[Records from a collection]
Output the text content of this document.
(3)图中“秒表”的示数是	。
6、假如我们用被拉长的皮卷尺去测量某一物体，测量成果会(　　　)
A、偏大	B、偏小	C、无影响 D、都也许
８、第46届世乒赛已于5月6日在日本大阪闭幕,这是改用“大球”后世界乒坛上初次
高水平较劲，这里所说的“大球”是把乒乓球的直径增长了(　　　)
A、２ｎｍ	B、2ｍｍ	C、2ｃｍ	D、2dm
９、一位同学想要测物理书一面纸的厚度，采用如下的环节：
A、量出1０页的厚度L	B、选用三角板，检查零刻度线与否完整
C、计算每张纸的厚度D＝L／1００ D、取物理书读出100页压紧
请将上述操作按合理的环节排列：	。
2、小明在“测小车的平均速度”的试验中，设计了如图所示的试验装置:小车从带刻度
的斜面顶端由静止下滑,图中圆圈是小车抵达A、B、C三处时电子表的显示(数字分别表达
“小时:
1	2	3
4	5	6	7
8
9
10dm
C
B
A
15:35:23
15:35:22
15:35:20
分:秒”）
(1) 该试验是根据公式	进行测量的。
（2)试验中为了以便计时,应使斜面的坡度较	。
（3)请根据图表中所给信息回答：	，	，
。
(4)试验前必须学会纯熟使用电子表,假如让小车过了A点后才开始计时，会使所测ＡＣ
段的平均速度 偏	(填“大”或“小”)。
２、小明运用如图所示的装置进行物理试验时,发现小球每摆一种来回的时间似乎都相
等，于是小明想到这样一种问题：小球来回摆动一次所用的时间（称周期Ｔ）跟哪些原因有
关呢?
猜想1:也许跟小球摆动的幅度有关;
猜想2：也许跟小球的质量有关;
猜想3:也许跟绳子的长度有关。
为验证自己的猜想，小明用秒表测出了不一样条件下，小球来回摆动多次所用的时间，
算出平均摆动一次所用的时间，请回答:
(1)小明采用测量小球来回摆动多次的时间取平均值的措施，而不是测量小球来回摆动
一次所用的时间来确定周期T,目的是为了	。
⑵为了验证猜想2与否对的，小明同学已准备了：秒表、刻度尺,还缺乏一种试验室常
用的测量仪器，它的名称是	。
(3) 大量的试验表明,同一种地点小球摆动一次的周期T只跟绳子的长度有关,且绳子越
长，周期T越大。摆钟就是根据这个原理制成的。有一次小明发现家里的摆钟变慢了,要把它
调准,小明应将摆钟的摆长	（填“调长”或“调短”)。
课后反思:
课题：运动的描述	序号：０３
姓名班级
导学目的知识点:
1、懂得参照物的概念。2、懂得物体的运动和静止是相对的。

### [TASK OBJECTIVE]
Quote every line of the data, word for word.

### [RESULT OF THE EXERCISE]
Output the text content of this document.
(3)图中“秒表”的示数是	。
6、假如我们用被拉长的皮卷尺去测量某一物体，测量成果会(　　　)
A、偏大	B、偏小	C、无影响 D、都也许
８、第46届世乒赛已于5月6日在日本大阪闭幕,这是改用“大球”后世界乒坛上初次
高水平较劲，这里所说的“大球”是把乒乓球的直径增长了(　　　)
A、２ｎｍ	B、2ｍｍ	C、2ｃｍ	D、2dm
９、一位同学想要测物理书一面纸的厚度，采用如下的环节：
A、量出1０页的厚度L	B、选用三角板，检查零刻度线与否完整
C、计算每张纸的厚度D＝L／1００ D、取物理书读出100页压紧
请将上述操作按合理的环节排列：	。
2、小明在“测小车的平均速度”的试验中，设计了如图所示的试验装置:小车从带刻度
的斜面顶端由静止下滑,图中圆圈是小车抵达A、B、C三处时电子表的显示(数字分别表达
“小时:
1	2	3
4	5	6	7
8
9
10dm
C
B
A
15:35:23
15:35:22
15:35:20
分:秒”）
(1) 该试验是根据公式	进行测量的。
（2)试验中为了以便计时,应使斜面的坡度较	。
（3)请根据图表中所给信息回答：	，	，
。
(4)试验前必须学会纯熟使用电子表,假如让小车过了A点后才开始计时，会使所测ＡＣ
段的平均速度 偏	(填“大”或“小”)。
２、小明运用如图所示的装置进行物理试验时,发现小球每摆一种来回的时间似乎都相
等，于是小明想到这样一种问题：小球来回摆动一次所用的时间（称周期Ｔ）跟哪些原因有
关呢?
猜想1:也许跟小球摆动的幅度有关;
猜想2：也许跟小球的质量有关;
猜想3:也许跟绳子的长度有关。
为验证自己的猜想，小明用秒表测出了不一样条件下，小球来回摆动多次所用的时间，
算出平均摆动一次所用的时间，请回答:
(1)小明采用测量小球来回摆动多次的时间取平均值的措施，而不是测量小球来回摆动
一次所用的时间来确定周期T,目的是为了	。
⑵为了验证猜想2与否对的，小明同学已准备了：秒表、刻度尺,还缺乏一种试验室常
用的测量仪器，它的名称是	。
(3) 大量的试验表明,同一种地点小球摆动一次的周期T只跟绳子的长度有关,且绳子越
长，周期T越大。摆钟就是根据这个原理制成的。有一次小明发现家里的摆钟变慢了,要把它
调准,小明应将摆钟的摆长	（填“调长”或“调短”)。
课后反思:
课题：运动的描述	序号：０３
姓名班级
导学目的知识点:
1、懂得参照物的概念。2、懂得物体的运动和静止是相对的。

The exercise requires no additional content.